* _WHAT YOU NEED TO DO_:
1. From the text on fertility and young cancer patients, could you copy the part starting at "Dr Glaser, consultant" and ending at "be openly addressed."?
2. In the text on fertility and young cancer patients, why must doctors discuss fertility with young patients before treatment? Answer in one to three sentences.
3. How would you put this sentence from the text on fertility and young cancer patients into French: "Both staff and young patients can find it very difficult to deal with fertility issues in the time-scale available prior to treatment."

However, Drs Allan Pacey and Adam Glaser warned the conference, organised by Teenage Cancer Trust, that if doctors failed to discuss the effect that the cancer or its treatment could have on their future fertility with their young patients, the patients would have to make vital choices about treatment without all the facts they really needed in order to reach a decision and give truly informed consent.
Dr Pacey, senior lecturer in andrology at the Academic Unit of Reproductive and Developmental Medicine, University of Sheffield, UK, said: “Young people face a double whammy when given a diagnosis of cancer: not only do they have to deal with the news that they have a potentially life-threatening illness, but also that it could affect their fertility in future years. Suddenly, they have to discuss and consider intimate matters, which are often highly embarrassing to them, at a time when they are at their most vulnerable – issues to do with sex, which they may never have discussed with another adult before, let alone with a relative stranger.
“It is a complex and highly emotive area. Both staff and young patients can find it very difficult to deal with fertility issues in the time-scale available prior to treatment.”
Dr Glaser, consultant paediatric oncologist at the Department of Paediatric and Adolescent Oncology, St James’s University Hospital, Leeds, UK, said that medical staff might feel just as embarrassed and awkward about raising the subject with their young patients especially when there was a need to start treatment urgently. However, in order to obtain truly informed consent for many cancer treatments, this subject must be openly addressed.
“In order for a young person to be able to give truly informed consent, then the information that medical staff give them must include advice about the possible effects of treatment on future fertility. It is vital that doctors discuss fertility with their young cancer patients and, if possible, offer them opportunities to preserve their future fertility.”

* _INFORMATION SHOWN_:

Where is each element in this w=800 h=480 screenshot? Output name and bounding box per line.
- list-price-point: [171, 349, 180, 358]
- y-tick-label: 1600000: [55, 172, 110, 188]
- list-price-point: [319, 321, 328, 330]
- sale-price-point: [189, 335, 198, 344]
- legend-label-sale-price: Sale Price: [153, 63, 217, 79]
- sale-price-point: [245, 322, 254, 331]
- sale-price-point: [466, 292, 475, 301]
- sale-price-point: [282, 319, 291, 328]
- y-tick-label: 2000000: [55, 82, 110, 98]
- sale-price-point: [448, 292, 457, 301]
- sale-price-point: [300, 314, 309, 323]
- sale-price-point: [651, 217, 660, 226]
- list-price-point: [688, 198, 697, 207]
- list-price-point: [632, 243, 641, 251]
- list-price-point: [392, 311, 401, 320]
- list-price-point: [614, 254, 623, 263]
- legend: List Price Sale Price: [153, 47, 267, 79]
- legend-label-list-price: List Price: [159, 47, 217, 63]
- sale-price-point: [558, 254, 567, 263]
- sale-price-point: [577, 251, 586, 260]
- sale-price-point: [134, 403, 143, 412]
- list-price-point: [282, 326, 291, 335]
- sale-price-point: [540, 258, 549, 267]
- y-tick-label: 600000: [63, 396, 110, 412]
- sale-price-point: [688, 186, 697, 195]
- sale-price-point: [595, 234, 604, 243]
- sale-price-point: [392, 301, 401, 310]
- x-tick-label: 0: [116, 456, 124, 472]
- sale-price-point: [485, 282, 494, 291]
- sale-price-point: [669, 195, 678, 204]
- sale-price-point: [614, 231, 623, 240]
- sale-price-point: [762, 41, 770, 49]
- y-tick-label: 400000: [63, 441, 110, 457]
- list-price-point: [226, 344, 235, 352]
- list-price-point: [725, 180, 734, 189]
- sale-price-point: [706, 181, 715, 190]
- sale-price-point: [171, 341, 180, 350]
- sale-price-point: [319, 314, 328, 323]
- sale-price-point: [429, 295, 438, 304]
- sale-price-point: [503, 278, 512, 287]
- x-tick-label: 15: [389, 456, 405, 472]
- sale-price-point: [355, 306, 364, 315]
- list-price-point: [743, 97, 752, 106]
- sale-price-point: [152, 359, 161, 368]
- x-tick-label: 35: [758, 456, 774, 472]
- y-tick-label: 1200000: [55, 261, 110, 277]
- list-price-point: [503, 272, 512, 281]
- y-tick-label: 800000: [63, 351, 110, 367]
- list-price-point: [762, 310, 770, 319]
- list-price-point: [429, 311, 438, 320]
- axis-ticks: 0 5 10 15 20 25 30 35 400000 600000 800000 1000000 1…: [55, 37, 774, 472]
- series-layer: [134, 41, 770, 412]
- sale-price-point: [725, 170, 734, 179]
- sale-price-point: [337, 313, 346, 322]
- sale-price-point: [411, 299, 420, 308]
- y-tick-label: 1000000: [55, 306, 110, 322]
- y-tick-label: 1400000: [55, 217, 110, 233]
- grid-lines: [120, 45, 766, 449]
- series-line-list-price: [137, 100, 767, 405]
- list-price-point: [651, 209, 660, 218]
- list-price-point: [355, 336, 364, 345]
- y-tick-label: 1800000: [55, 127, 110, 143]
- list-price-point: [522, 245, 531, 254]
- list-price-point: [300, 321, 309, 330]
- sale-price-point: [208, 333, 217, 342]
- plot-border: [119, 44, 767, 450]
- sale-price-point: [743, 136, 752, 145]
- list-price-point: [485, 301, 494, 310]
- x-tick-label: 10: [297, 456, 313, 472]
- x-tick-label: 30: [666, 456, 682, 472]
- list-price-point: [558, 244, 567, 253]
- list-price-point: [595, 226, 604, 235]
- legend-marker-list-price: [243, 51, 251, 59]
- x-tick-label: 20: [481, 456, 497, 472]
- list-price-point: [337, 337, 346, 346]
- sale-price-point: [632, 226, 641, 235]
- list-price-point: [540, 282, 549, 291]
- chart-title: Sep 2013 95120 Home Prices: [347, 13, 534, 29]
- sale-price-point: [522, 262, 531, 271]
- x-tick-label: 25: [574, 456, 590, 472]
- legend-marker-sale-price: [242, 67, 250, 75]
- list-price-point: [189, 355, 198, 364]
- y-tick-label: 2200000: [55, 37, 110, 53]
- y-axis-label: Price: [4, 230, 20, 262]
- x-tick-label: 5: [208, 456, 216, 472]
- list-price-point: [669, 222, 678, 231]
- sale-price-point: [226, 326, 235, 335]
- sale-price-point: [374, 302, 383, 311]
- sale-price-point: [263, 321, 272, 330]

* _RESULTS OF THE EXERCISE_:
1.
Dr Glaser, consultant paediatric oncologist at the Department of Paediatric and Adolescent Oncology, St James’s University Hospital, Leeds, UK, said that medical staff might feel just as embarrassed and awkward about raising the subject with their young patients especially when there was a need to start treatment urgently. However, in order to obtain truly informed consent for many cancer treatments, this subject must be openly addressed.

2. Young patients can give truly informed consent only if they are told how treatment might affect their future fertility. Without that discussion, they would make vital choices about treatment without all the facts they need.

3. Le personnel comme les jeunes patients peuvent avoir beaucoup de mal à aborder les questions de fertilité dans le délai disponible avant le traitement.